• Task requirements: Pictures stay out; everything else in the records below is copied exactly.
'''
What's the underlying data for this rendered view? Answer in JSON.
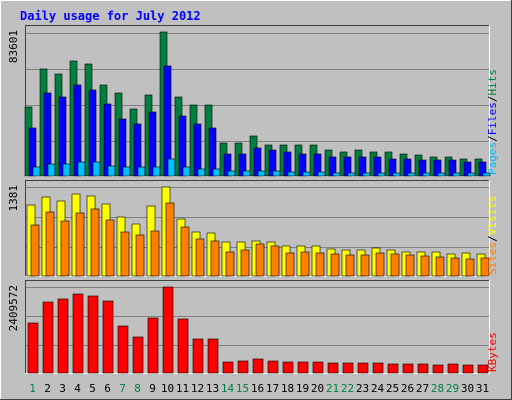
{
  "chart_data": {
    "type": "bar",
    "title": "Daily usage for July 2012",
    "categories": [
      "1",
      "2",
      "3",
      "4",
      "5",
      "6",
      "7",
      "8",
      "9",
      "10",
      "11",
      "12",
      "13",
      "14",
      "15",
      "16",
      "17",
      "18",
      "19",
      "20",
      "21",
      "22",
      "23",
      "24",
      "25",
      "26",
      "27",
      "28",
      "29",
      "30",
      "31"
    ],
    "weekend_days": [
      "1",
      "7",
      "8",
      "14",
      "15",
      "21",
      "22",
      "28",
      "29"
    ],
    "panels": [
      {
        "id": "hits",
        "max_label": "83601",
        "ylim": [
          0,
          83601
        ],
        "right_label": [
          "Pages",
          "/",
          "Files",
          "/",
          "Hits"
        ],
        "series": [
          {
            "name": "Hits",
            "color": "#008040",
            "values": [
              40000,
              62000,
              59000,
              67000,
              65000,
              53000,
              48000,
              39000,
              47000,
              83601,
              46000,
              41000,
              41000,
              19000,
              19000,
              23000,
              18000,
              18000,
              18000,
              18000,
              15000,
              14000,
              15000,
              14000,
              14000,
              13000,
              12000,
              11000,
              11000,
              10000,
              10000
            ]
          },
          {
            "name": "Files",
            "color": "#0000ff",
            "values": [
              28000,
              48000,
              46000,
              53000,
              50000,
              42000,
              33000,
              30000,
              37000,
              64000,
              35000,
              30000,
              28000,
              13000,
              13000,
              16000,
              15000,
              14000,
              13000,
              13000,
              11000,
              11000,
              11000,
              11000,
              10000,
              10000,
              9000,
              9000,
              9000,
              8000,
              8000
            ]
          },
          {
            "name": "Pages",
            "color": "#00c0ff",
            "values": [
              5000,
              7000,
              7000,
              8000,
              8000,
              6000,
              5000,
              5000,
              5000,
              10000,
              5000,
              4000,
              4000,
              3000,
              3000,
              3000,
              3000,
              2500,
              2500,
              2500,
              2000,
              2000,
              2000,
              2000,
              2000,
              2000,
              2000,
              2000,
              2000,
              1800,
              1800
            ]
          }
        ]
      },
      {
        "id": "visits",
        "max_label": "1381",
        "ylim": [
          0,
          1381
        ],
        "right_label": [
          "Sites",
          "/",
          "Visits"
        ],
        "series": [
          {
            "name": "Visits",
            "color": "#ffff00",
            "values": [
              1100,
              1220,
              1170,
              1270,
              1240,
              1110,
              910,
              800,
              1080,
              1381,
              880,
              680,
              660,
              530,
              520,
              550,
              520,
              470,
              470,
              460,
              420,
              400,
              410,
              440,
              400,
              380,
              380,
              370,
              340,
              350,
              340
            ]
          },
          {
            "name": "Sites",
            "color": "#ff8000",
            "values": [
              790,
              990,
              860,
              980,
              1040,
              870,
              690,
              640,
              700,
              1130,
              760,
              570,
              550,
              370,
              410,
              490,
              460,
              360,
              370,
              360,
              340,
              330,
              330,
              350,
              340,
              330,
              310,
              300,
              280,
              270,
              280
            ]
          }
        ]
      },
      {
        "id": "kbytes",
        "max_label": "2409572",
        "ylim": [
          0,
          2409572
        ],
        "right_label": [
          "KBytes"
        ],
        "series": [
          {
            "name": "KBytes",
            "color": "#ff0000",
            "values": [
              1400000,
              2000000,
              2070000,
              2200000,
              2150000,
              2010000,
              1330000,
              1000000,
              1530000,
              2409572,
              1520000,
              950000,
              950000,
              320000,
              330000,
              380000,
              340000,
              300000,
              310000,
              300000,
              280000,
              270000,
              270000,
              270000,
              260000,
              240000,
              240000,
              230000,
              240000,
              220000,
              230000
            ]
          }
        ]
      }
    ],
    "grid": true,
    "legend": "right"
  }
}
'''
• Solution for this task:
What's the underlying data for this rendered view? Answer in JSON.
{
  "chart_data": {
    "type": "bar",
    "title": "Daily usage for July 2012",
    "categories": [
      "1",
      "2",
      "3",
      "4",
      "5",
      "6",
      "7",
      "8",
      "9",
      "10",
      "11",
      "12",
      "13",
      "14",
      "15",
      "16",
      "17",
      "18",
      "19",
      "20",
      "21",
      "22",
      "23",
      "24",
      "25",
      "26",
      "27",
      "28",
      "29",
      "30",
      "31"
    ],
    "weekend_days": [
      "1",
      "7",
      "8",
      "14",
      "15",
      "21",
      "22",
      "28",
      "29"
    ],
    "panels": [
      {
        "id": "hits",
        "max_label": "83601",
        "ylim": [
          0,
          83601
        ],
        "right_label": [
          "Pages",
          "/",
          "Files",
          "/",
          "Hits"
        ],
        "series": [
          {
            "name": "Hits",
            "color": "#008040",
            "values": [
              40000,
              62000,
              59000,
              67000,
              65000,
              53000,
              48000,
              39000,
              47000,
              83601,
              46000,
              41000,
              41000,
              19000,
              19000,
              23000,
              18000,
              18000,
              18000,
              18000,
              15000,
              14000,
              15000,
              14000,
              14000,
              13000,
              12000,
              11000,
              11000,
              10000,
              10000
            ]
          },
          {
            "name": "Files",
            "color": "#0000ff",
            "values": [
              28000,
              48000,
              46000,
              53000,
              50000,
              42000,
              33000,
              30000,
              37000,
              64000,
              35000,
              30000,
              28000,
              13000,
              13000,
              16000,
              15000,
              14000,
              13000,
              13000,
              11000,
              11000,
              11000,
              11000,
              10000,
              10000,
              9000,
              9000,
              9000,
              8000,
              8000
            ]
          },
          {
            "name": "Pages",
            "color": "#00c0ff",
            "values": [
              5000,
              7000,
              7000,
              8000,
              8000,
              6000,
              5000,
              5000,
              5000,
              10000,
              5000,
              4000,
              4000,
              3000,
              3000,
              3000,
              3000,
              2500,
              2500,
              2500,
              2000,
              2000,
              2000,
              2000,
              2000,
              2000,
              2000,
              2000,
              2000,
              1800,
              1800
            ]
          }
        ]
      },
      {
        "id": "visits",
        "max_label": "1381",
        "ylim": [
          0,
          1381
        ],
        "right_label": [
          "Sites",
          "/",
          "Visits"
        ],
        "series": [
          {
            "name": "Visits",
            "color": "#ffff00",
            "values": [
              1100,
              1220,
              1170,
              1270,
              1240,
              1110,
              910,
              800,
              1080,
              1381,
              880,
              680,
              660,
              530,
              520,
              550,
              520,
              470,
              470,
              460,
              420,
              400,
              410,
              440,
              400,
              380,
              380,
              370,
              340,
              350,
              340
            ]
          },
          {
            "name": "Sites",
            "color": "#ff8000",
            "values": [
              790,
              990,
              860,
              980,
              1040,
              870,
              690,
              640,
              700,
              1130,
              760,
              570,
              550,
              370,
              410,
              490,
              460,
              360,
              370,
              360,
              340,
              330,
              330,
              350,
              340,
              330,
              310,
              300,
              280,
              270,
              280
            ]
          }
        ]
      },
      {
        "id": "kbytes",
        "max_label": "2409572",
        "ylim": [
          0,
          2409572
        ],
        "right_label": [
          "KBytes"
        ],
        "series": [
          {
            "name": "KBytes",
            "color": "#ff0000",
            "values": [
              1400000,
              2000000,
              2070000,
              2200000,
              2150000,
              2010000,
              1330000,
              1000000,
              1530000,
              2409572,
              1520000,
              950000,
              950000,
              320000,
              330000,
              380000,
              340000,
              300000,
              310000,
              300000,
              280000,
              270000,
              270000,
              270000,
              260000,
              240000,
              240000,
              230000,
              240000,
              220000,
              230000
            ]
          }
        ]
      }
    ],
    "grid": true,
    "legend": "right"
  }
}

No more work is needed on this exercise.